ABOUT THIS EXERCISE:
If a line of the listing contains the string "QSAR", return that line.
[Opening RECORDS TO USE section]
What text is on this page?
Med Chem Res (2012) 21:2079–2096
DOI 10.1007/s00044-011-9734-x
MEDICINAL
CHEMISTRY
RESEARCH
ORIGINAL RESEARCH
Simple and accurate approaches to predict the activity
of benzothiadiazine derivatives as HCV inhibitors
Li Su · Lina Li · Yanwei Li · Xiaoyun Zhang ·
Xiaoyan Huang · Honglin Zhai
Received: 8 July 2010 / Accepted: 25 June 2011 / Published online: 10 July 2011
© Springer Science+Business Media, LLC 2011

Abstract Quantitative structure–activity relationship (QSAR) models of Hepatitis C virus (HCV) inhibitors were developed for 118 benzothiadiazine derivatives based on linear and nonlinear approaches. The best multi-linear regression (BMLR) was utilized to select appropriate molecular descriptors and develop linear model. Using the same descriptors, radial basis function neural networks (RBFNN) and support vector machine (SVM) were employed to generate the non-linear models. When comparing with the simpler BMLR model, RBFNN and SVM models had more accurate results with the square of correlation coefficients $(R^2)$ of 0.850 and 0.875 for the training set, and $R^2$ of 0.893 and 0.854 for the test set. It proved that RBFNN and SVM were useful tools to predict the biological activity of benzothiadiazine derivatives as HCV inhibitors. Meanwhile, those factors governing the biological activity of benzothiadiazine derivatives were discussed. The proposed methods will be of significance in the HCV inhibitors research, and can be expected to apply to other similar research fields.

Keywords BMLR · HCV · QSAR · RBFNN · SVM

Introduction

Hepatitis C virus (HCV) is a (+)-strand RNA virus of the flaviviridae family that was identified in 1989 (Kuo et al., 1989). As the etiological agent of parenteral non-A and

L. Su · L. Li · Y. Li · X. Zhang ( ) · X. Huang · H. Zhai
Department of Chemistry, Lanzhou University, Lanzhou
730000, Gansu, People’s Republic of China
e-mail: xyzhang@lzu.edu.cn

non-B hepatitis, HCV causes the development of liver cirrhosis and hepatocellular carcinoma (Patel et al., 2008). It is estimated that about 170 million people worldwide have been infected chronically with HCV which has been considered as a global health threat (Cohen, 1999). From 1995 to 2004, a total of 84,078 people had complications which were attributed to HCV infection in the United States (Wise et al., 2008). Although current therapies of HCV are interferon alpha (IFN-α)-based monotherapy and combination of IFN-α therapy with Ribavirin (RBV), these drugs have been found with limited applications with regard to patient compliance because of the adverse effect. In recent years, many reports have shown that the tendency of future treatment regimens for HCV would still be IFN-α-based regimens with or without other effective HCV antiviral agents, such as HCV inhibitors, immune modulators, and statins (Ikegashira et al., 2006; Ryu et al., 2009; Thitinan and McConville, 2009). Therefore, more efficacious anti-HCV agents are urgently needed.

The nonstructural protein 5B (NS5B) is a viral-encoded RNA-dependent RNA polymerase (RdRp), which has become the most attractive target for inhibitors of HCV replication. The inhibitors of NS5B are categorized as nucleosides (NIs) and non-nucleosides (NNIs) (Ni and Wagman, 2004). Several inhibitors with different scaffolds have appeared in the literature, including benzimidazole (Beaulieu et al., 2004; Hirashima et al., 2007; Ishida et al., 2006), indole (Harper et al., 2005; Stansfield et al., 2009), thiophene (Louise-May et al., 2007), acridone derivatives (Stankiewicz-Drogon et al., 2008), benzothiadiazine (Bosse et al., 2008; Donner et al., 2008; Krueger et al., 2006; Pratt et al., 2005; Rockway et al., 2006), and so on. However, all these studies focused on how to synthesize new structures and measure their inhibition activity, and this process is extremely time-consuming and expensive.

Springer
[Closing RECORDS TO USE section]
RESULT:
Abstract Quantitative structure–activity relationship (QSAR) models of Hepatitis C virus (HCV) inhibitors were developed for 118 benzothiadiazine derivatives based on linear and nonlinear approaches. The best multi-linear regression (BMLR) was utilized to select appropriate molecular descriptors and develop linear model. Using the same descriptors, radial basis function neural networks (RBFNN) and support vector machine (SVM) were employed to generate the non-linear models. When comparing with the simpler BMLR model, RBFNN and SVM models had more accurate results with the square of correlation coefficients $(R^2)$ of 0.850 and 0.875 for the training set, and $R^2$ of 0.893 and 0.854 for the test set. It proved that RBFNN and SVM were useful tools to predict the biological activity of benzothiadiazine derivatives as HCV inhibitors. Meanwhile, those factors governing the biological activity of benzothiadiazine derivatives were discussed. The proposed methods will be of significance in the HCV inhibitors research, and can be expected to apply to other similar research fields.
Keywords BMLR · HCV · QSAR · RBFNN · SVM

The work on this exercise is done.